* _WRITTEN PROBLEM_: Select each line where the word "Alimentarius" appears.

* _THE INPUT_:
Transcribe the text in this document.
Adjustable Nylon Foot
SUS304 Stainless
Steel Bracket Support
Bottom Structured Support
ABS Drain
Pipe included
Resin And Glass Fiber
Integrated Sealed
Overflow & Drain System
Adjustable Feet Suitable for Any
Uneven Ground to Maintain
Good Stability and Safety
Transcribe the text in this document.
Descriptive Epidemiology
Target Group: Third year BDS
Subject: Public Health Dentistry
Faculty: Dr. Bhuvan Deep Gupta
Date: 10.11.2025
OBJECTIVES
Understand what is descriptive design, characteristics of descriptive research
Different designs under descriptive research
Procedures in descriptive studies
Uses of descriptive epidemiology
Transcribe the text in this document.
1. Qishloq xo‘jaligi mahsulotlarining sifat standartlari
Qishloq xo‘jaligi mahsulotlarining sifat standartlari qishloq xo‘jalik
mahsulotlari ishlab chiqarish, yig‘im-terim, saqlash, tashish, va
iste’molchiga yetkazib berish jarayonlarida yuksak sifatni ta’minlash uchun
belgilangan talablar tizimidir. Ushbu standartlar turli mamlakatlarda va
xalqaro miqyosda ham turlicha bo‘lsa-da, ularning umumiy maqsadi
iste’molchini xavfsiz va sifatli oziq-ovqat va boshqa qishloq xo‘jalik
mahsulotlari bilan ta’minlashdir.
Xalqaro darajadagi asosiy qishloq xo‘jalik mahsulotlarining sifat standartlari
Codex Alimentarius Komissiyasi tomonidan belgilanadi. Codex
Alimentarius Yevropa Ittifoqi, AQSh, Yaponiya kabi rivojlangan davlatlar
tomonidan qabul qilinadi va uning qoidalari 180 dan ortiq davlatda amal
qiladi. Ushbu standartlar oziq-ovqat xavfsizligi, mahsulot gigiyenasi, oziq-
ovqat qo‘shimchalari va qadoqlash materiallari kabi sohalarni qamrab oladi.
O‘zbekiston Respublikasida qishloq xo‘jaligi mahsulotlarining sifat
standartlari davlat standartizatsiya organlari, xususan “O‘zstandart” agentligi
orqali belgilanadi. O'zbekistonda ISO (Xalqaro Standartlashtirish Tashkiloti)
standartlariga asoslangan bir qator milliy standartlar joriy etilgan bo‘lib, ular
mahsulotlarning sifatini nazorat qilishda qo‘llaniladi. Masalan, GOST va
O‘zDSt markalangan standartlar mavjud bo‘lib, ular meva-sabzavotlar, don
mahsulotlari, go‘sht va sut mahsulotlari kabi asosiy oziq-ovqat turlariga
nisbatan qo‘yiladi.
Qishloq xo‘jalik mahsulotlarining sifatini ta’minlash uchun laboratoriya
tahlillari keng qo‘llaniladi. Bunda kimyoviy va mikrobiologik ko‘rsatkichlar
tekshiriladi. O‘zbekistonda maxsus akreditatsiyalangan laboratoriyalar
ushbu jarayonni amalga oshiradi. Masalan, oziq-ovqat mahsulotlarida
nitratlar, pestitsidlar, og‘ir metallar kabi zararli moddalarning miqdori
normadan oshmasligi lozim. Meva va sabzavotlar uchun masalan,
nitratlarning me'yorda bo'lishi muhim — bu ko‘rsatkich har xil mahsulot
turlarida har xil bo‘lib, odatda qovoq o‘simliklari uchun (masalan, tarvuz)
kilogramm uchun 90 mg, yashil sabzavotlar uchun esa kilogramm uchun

* _TASK OUTPUT_:
Codex Alimentarius Komissiyasi tomonidan belgilanadi. Codex
Alimentarius Yevropa Ittifoqi, AQSh, Yaponiya kabi rivojlangan davlatlar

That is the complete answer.